* **INSTRUCTIONS TO FOLLOW**
Search the records for the word "this" and pick out every line that has it.

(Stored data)
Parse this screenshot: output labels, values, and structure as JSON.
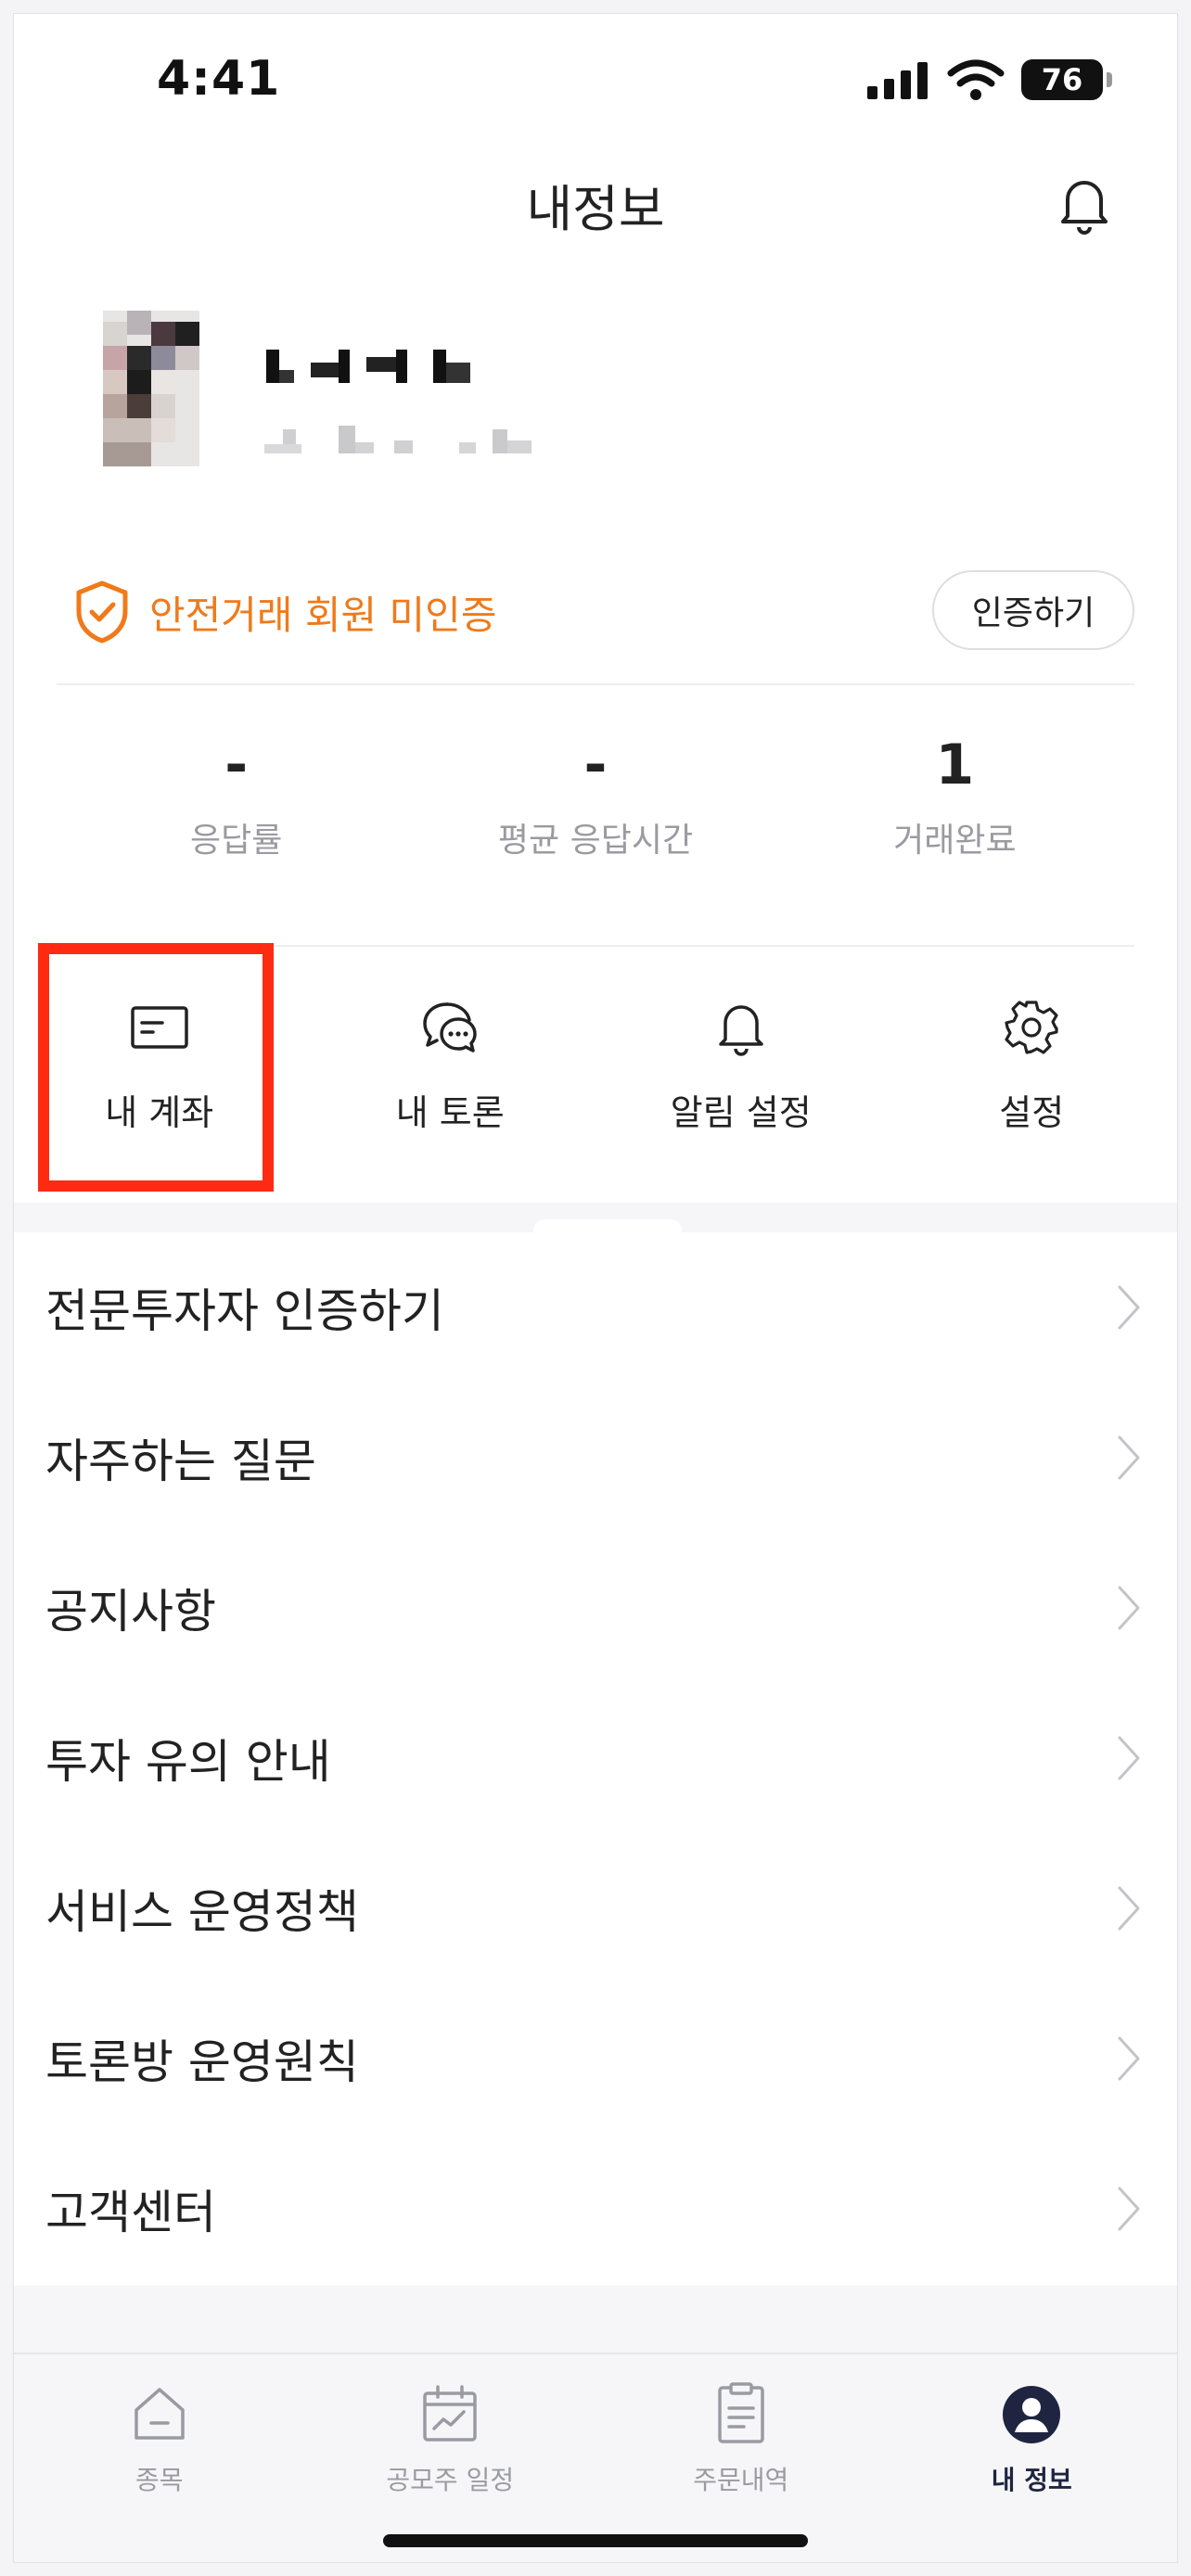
{
  "status_bar": {
    "time": "4:41",
    "battery": "76"
  },
  "header": {
    "title": "내정보"
  },
  "safety": {
    "text": "안전거래 회원 미인증",
    "verify_button": "인증하기",
    "accent_color": "#f07a1a"
  },
  "stats": [
    {
      "value": "-",
      "label": "응답률"
    },
    {
      "value": "-",
      "label": "평균 응답시간"
    },
    {
      "value": "1",
      "label": "거래완료"
    }
  ],
  "quick_menu": [
    {
      "label": "내 계좌",
      "icon": "card-icon"
    },
    {
      "label": "내 토론",
      "icon": "chat-bubbles-icon"
    },
    {
      "label": "알림 설정",
      "icon": "bell-icon"
    },
    {
      "label": "설정",
      "icon": "gear-icon"
    }
  ],
  "menu": [
    "전문투자자 인증하기",
    "자주하는 질문",
    "공지사항",
    "투자 유의 안내",
    "서비스 운영정책",
    "토론방 운영원칙",
    "고객센터"
  ],
  "tabs": [
    {
      "label": "종목",
      "icon": "home-icon",
      "active": false
    },
    {
      "label": "공모주 일정",
      "icon": "calendar-chart-icon",
      "active": false
    },
    {
      "label": "주문내역",
      "icon": "document-icon",
      "active": false
    },
    {
      "label": "내 정보",
      "icon": "profile-icon",
      "active": true
    }
  ],
  "highlight_color": "#ff2a12"
}
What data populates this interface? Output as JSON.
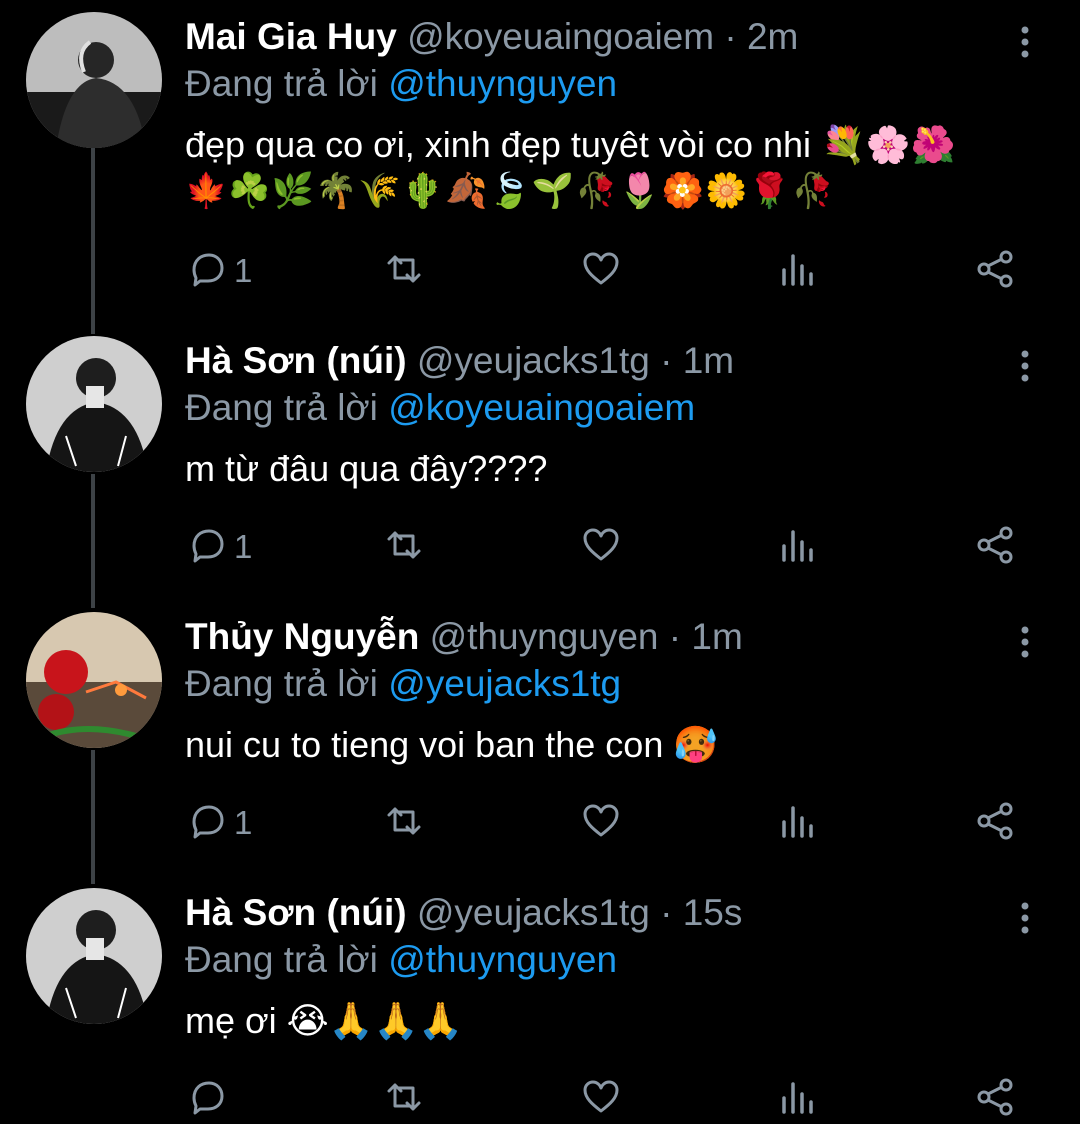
{
  "tweets": [
    {
      "name": "Mai Gia Huy",
      "handle": "@koyeuaingoaiem",
      "separator": "·",
      "time": "2m",
      "replying_prefix": "Đang trả lời",
      "replying_to": "@thuynguyen",
      "text": "đẹp qua co ơi, xinh đẹp tuyêt vòi co nhi 💐🌸🌺",
      "text_line2": "🍁☘️🌿🌴🌾🌵🍂🍃🌱🥀🌷🏵️🌼🌹🥀",
      "reply_count": "1"
    },
    {
      "name": "Hà Sơn (núi)",
      "handle": "@yeujacks1tg",
      "separator": "·",
      "time": "1m",
      "replying_prefix": "Đang trả lời",
      "replying_to": "@koyeuaingoaiem",
      "text": "m từ đâu qua đây????",
      "reply_count": "1"
    },
    {
      "name": "Thủy Nguyễn",
      "handle": "@thuynguyen",
      "separator": "·",
      "time": "1m",
      "replying_prefix": "Đang trả lời",
      "replying_to": "@yeujacks1tg",
      "text": "nui cu to tieng voi ban the con 🥵",
      "reply_count": "1"
    },
    {
      "name": "Hà Sơn (núi)",
      "handle": "@yeujacks1tg",
      "separator": "·",
      "time": "15s",
      "replying_prefix": "Đang trả lời",
      "replying_to": "@thuynguyen",
      "text": "mẹ ơi 😭🙏🙏🙏",
      "reply_count": ""
    }
  ],
  "icons": {
    "reply": "reply-icon",
    "retweet": "retweet-icon",
    "like": "heart-icon",
    "views": "analytics-icon",
    "share": "share-icon",
    "more": "more-vertical-icon"
  },
  "colors": {
    "background": "#000000",
    "text": "#ffffff",
    "muted": "#8b98a5",
    "link": "#1d9bf0",
    "thread_line": "#3d4246"
  }
}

* **ANSWER FOR THE TASK**
Parse this screenshot: output labels, values, and structure as JSON.
What data populates this interface? Output as JSON.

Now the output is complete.